◆ **Item position entries**:
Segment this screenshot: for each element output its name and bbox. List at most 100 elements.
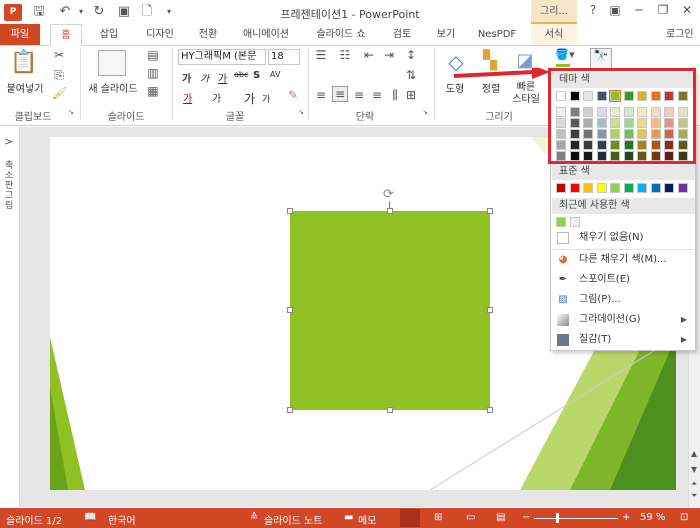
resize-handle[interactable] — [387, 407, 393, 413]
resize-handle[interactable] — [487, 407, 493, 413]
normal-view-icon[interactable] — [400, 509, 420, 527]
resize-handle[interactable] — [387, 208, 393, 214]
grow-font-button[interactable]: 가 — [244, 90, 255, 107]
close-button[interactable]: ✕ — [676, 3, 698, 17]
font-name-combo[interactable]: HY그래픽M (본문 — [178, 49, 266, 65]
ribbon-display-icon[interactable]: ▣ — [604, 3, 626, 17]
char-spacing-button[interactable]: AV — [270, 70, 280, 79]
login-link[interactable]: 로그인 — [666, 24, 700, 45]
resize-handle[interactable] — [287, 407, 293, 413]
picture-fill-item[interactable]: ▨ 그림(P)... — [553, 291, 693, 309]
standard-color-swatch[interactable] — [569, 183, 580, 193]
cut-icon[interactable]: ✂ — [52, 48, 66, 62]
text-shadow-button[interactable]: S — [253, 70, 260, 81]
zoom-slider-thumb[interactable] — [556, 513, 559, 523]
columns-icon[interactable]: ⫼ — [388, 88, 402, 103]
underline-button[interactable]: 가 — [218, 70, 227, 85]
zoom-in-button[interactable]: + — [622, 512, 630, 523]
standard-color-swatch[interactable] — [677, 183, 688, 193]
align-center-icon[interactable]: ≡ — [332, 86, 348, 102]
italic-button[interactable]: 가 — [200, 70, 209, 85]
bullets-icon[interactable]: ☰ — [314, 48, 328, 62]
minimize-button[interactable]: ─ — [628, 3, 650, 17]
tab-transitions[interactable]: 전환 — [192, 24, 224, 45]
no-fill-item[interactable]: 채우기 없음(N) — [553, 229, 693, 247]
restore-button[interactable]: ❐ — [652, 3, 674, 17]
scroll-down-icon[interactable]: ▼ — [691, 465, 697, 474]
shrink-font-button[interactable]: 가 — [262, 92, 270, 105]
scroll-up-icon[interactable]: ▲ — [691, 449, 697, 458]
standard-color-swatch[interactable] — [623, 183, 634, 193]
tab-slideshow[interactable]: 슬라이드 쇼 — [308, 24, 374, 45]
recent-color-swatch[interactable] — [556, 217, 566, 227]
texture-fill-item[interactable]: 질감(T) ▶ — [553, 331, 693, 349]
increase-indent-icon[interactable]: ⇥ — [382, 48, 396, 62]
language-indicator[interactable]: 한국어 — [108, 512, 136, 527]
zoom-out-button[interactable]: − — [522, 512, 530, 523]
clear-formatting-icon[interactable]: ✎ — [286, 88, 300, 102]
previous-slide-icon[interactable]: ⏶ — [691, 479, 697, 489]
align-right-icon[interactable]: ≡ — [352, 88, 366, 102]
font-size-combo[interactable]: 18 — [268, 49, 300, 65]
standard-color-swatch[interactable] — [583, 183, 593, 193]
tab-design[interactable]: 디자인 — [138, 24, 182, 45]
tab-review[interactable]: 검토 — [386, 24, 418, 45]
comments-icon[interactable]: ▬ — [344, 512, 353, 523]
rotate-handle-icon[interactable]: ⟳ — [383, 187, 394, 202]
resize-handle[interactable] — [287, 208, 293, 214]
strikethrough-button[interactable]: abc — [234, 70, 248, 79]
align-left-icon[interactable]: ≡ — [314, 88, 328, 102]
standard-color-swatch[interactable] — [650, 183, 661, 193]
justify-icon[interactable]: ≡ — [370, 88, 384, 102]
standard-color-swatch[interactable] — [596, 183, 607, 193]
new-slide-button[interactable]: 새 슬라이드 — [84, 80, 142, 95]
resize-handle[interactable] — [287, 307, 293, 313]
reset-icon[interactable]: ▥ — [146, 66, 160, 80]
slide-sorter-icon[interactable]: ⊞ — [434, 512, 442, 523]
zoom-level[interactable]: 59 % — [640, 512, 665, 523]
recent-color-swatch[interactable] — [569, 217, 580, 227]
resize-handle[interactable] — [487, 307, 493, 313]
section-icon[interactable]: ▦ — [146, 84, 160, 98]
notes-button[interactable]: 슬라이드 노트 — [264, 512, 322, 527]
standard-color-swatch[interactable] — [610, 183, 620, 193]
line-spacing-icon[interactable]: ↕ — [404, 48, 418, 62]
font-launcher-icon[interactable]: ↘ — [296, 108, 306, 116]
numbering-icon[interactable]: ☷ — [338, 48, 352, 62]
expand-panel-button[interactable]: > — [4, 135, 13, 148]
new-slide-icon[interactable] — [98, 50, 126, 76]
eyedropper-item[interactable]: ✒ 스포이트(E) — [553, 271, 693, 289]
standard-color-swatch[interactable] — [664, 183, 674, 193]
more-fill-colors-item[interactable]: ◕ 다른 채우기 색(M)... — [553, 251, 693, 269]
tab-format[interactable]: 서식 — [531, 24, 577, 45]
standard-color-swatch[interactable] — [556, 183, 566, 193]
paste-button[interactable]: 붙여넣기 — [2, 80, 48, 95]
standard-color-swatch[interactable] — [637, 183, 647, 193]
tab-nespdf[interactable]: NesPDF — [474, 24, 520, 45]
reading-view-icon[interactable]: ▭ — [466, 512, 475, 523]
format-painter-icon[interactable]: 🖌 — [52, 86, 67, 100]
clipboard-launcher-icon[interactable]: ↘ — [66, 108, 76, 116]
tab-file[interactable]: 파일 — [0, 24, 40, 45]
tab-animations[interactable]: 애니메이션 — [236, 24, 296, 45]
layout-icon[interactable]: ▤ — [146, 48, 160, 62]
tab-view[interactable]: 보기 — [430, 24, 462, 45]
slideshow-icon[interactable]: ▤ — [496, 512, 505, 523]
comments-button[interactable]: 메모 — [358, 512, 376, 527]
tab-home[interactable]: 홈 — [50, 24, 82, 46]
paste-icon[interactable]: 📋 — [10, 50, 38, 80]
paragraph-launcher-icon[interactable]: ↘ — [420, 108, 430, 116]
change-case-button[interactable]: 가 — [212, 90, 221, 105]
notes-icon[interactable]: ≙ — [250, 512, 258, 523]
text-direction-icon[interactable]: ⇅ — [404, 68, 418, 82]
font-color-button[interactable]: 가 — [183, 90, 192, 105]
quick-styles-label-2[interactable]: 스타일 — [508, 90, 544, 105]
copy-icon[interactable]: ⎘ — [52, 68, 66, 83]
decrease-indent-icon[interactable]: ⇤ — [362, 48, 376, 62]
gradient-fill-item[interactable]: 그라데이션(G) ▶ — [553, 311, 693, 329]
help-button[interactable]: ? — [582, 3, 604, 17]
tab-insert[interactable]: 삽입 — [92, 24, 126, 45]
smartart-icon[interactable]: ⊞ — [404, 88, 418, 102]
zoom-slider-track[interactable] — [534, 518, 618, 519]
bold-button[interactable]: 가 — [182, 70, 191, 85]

◆ **Task instructions**: Retype all of the entries above line for line, with the same characters, and omit the pictures.

◆ **The solution**:
Segment this screenshot: for each element output its name and bbox. List at most 100 elements.
resize-handle[interactable] — [387, 407, 393, 413]
resize-handle[interactable] — [487, 407, 493, 413]
normal-view-icon[interactable] — [400, 509, 420, 527]
resize-handle[interactable] — [387, 208, 393, 214]
grow-font-button[interactable]: 가 — [244, 90, 255, 107]
close-button[interactable]: ✕ — [676, 3, 698, 17]
font-name-combo[interactable]: HY그래픽M (본문 — [178, 49, 266, 65]
ribbon-display-icon[interactable]: ▣ — [604, 3, 626, 17]
char-spacing-button[interactable]: AV — [270, 70, 280, 79]
login-link[interactable]: 로그인 — [666, 24, 700, 45]
resize-handle[interactable] — [287, 407, 293, 413]
picture-fill-item[interactable]: ▨ 그림(P)... — [553, 291, 693, 309]
standard-color-swatch[interactable] — [569, 183, 580, 193]
cut-icon[interactable]: ✂ — [52, 48, 66, 62]
text-shadow-button[interactable]: S — [253, 70, 260, 81]
zoom-slider-thumb[interactable] — [556, 513, 559, 523]
columns-icon[interactable]: ⫼ — [388, 88, 402, 103]
underline-button[interactable]: 가 — [218, 70, 227, 85]
zoom-in-button[interactable]: + — [622, 512, 630, 523]
standard-color-swatch[interactable] — [677, 183, 688, 193]
align-center-icon[interactable]: ≡ — [332, 86, 348, 102]
italic-button[interactable]: 가 — [200, 70, 209, 85]
bullets-icon[interactable]: ☰ — [314, 48, 328, 62]
minimize-button[interactable]: ─ — [628, 3, 650, 17]
tab-transitions[interactable]: 전환 — [192, 24, 224, 45]
no-fill-item[interactable]: 채우기 없음(N) — [553, 229, 693, 247]
restore-button[interactable]: ❐ — [652, 3, 674, 17]
scroll-down-icon[interactable]: ▼ — [691, 465, 697, 474]
shrink-font-button[interactable]: 가 — [262, 92, 270, 105]
scroll-up-icon[interactable]: ▲ — [691, 449, 697, 458]
standard-color-swatch[interactable] — [623, 183, 634, 193]
tab-slideshow[interactable]: 슬라이드 쇼 — [308, 24, 374, 45]
recent-color-swatch[interactable] — [556, 217, 566, 227]
texture-fill-item[interactable]: 질감(T) ▶ — [553, 331, 693, 349]
increase-indent-icon[interactable]: ⇥ — [382, 48, 396, 62]
language-indicator[interactable]: 한국어 — [108, 512, 136, 527]
zoom-out-button[interactable]: − — [522, 512, 530, 523]
clear-formatting-icon[interactable]: ✎ — [286, 88, 300, 102]
previous-slide-icon[interactable]: ⏶ — [691, 479, 697, 489]
align-right-icon[interactable]: ≡ — [352, 88, 366, 102]
font-size-combo[interactable]: 18 — [268, 49, 300, 65]
standard-color-swatch[interactable] — [583, 183, 593, 193]
tab-design[interactable]: 디자인 — [138, 24, 182, 45]
tab-review[interactable]: 검토 — [386, 24, 418, 45]
comments-icon[interactable]: ▬ — [344, 512, 353, 523]
rotate-handle-icon[interactable]: ⟳ — [383, 187, 394, 202]
resize-handle[interactable] — [287, 208, 293, 214]
strikethrough-button[interactable]: abc — [234, 70, 248, 79]
align-left-icon[interactable]: ≡ — [314, 88, 328, 102]
standard-color-swatch[interactable] — [650, 183, 661, 193]
justify-icon[interactable]: ≡ — [370, 88, 384, 102]
standard-color-swatch[interactable] — [596, 183, 607, 193]
new-slide-button[interactable]: 새 슬라이드 — [84, 80, 142, 95]
resize-handle[interactable] — [287, 307, 293, 313]
reset-icon[interactable]: ▥ — [146, 66, 160, 80]
slide-sorter-icon[interactable]: ⊞ — [434, 512, 442, 523]
zoom-level[interactable]: 59 % — [640, 512, 665, 523]
recent-color-swatch[interactable] — [569, 217, 580, 227]
resize-handle[interactable] — [487, 307, 493, 313]
section-icon[interactable]: ▦ — [146, 84, 160, 98]
notes-button[interactable]: 슬라이드 노트 — [264, 512, 322, 527]
standard-color-swatch[interactable] — [610, 183, 620, 193]
line-spacing-icon[interactable]: ↕ — [404, 48, 418, 62]
font-launcher-icon[interactable]: ↘ — [296, 108, 306, 116]
numbering-icon[interactable]: ☷ — [338, 48, 352, 62]
expand-panel-button[interactable]: > — [4, 135, 13, 148]
new-slide-icon[interactable] — [98, 50, 126, 76]
eyedropper-item[interactable]: ✒ 스포이트(E) — [553, 271, 693, 289]
standard-color-swatch[interactable] — [664, 183, 674, 193]
more-fill-colors-item[interactable]: ◕ 다른 채우기 색(M)... — [553, 251, 693, 269]
tab-format[interactable]: 서식 — [531, 24, 577, 45]
standard-color-swatch[interactable] — [556, 183, 566, 193]
paste-button[interactable]: 붙여넣기 — [2, 80, 48, 95]
standard-color-swatch[interactable] — [637, 183, 647, 193]
tab-nespdf[interactable]: NesPDF — [474, 24, 520, 45]
reading-view-icon[interactable]: ▭ — [466, 512, 475, 523]
format-painter-icon[interactable]: 🖌 — [52, 86, 67, 100]
clipboard-launcher-icon[interactable]: ↘ — [66, 108, 76, 116]
tab-file[interactable]: 파일 — [0, 24, 40, 45]
tab-animations[interactable]: 애니메이션 — [236, 24, 296, 45]
layout-icon[interactable]: ▤ — [146, 48, 160, 62]
tab-view[interactable]: 보기 — [430, 24, 462, 45]
slideshow-icon[interactable]: ▤ — [496, 512, 505, 523]
comments-button[interactable]: 메모 — [358, 512, 376, 527]
tab-home[interactable]: 홈 — [50, 24, 82, 46]
paste-icon[interactable]: 📋 — [10, 50, 38, 80]
paragraph-launcher-icon[interactable]: ↘ — [420, 108, 430, 116]
change-case-button[interactable]: 가 — [212, 90, 221, 105]
notes-icon[interactable]: ≙ — [250, 512, 258, 523]
text-direction-icon[interactable]: ⇅ — [404, 68, 418, 82]
font-color-button[interactable]: 가 — [183, 90, 192, 105]
quick-styles-label-2[interactable]: 스타일 — [508, 90, 544, 105]
copy-icon[interactable]: ⎘ — [52, 68, 66, 83]
decrease-indent-icon[interactable]: ⇤ — [362, 48, 376, 62]
gradient-fill-item[interactable]: 그라데이션(G) ▶ — [553, 311, 693, 329]
help-button[interactable]: ? — [582, 3, 604, 17]
tab-insert[interactable]: 삽입 — [92, 24, 126, 45]
smartart-icon[interactable]: ⊞ — [404, 88, 418, 102]
zoom-slider-track[interactable] — [534, 518, 618, 519]
bold-button[interactable]: 가 — [182, 70, 191, 85]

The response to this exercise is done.